____ EXTRACTED ENTRIES

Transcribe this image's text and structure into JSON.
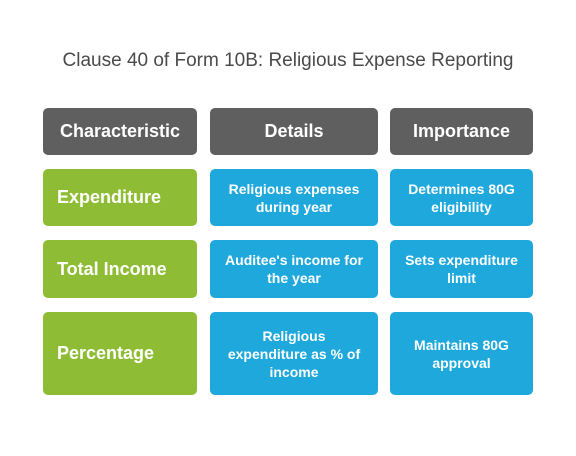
{
  "title": "Clause 40 of Form 10B: Religious Expense Reporting",
  "columns": [
    "Characteristic",
    "Details",
    "Importance"
  ],
  "rows": [
    {
      "characteristic": "Expenditure",
      "details": "Religious expenses during year",
      "importance": "Determines 80G eligibility"
    },
    {
      "characteristic": "Total Income",
      "details": "Auditee's income for the year",
      "importance": "Sets expenditure limit"
    },
    {
      "characteristic": "Percentage",
      "details": "Religious expenditure as % of income",
      "importance": "Maintains 80G approval"
    }
  ],
  "colors": {
    "header": "#5f5f5f",
    "characteristic": "#8ebc35",
    "info": "#1ea8dc"
  }
}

________

**STATED TASK:** Print all the records again exactly; do not include any picture.

**EXERCISE RESPONSE:**
Transcribe this image's text and structure into JSON.
{
  "title": "Clause 40 of Form 10B: Religious Expense Reporting",
  "columns": [
    "Characteristic",
    "Details",
    "Importance"
  ],
  "rows": [
    {
      "characteristic": "Expenditure",
      "details": "Religious expenses during year",
      "importance": "Determines 80G eligibility"
    },
    {
      "characteristic": "Total Income",
      "details": "Auditee's income for the year",
      "importance": "Sets expenditure limit"
    },
    {
      "characteristic": "Percentage",
      "details": "Religious expenditure as % of income",
      "importance": "Maintains 80G approval"
    }
  ],
  "colors": {
    "header": "#5f5f5f",
    "characteristic": "#8ebc35",
    "info": "#1ea8dc"
  }
}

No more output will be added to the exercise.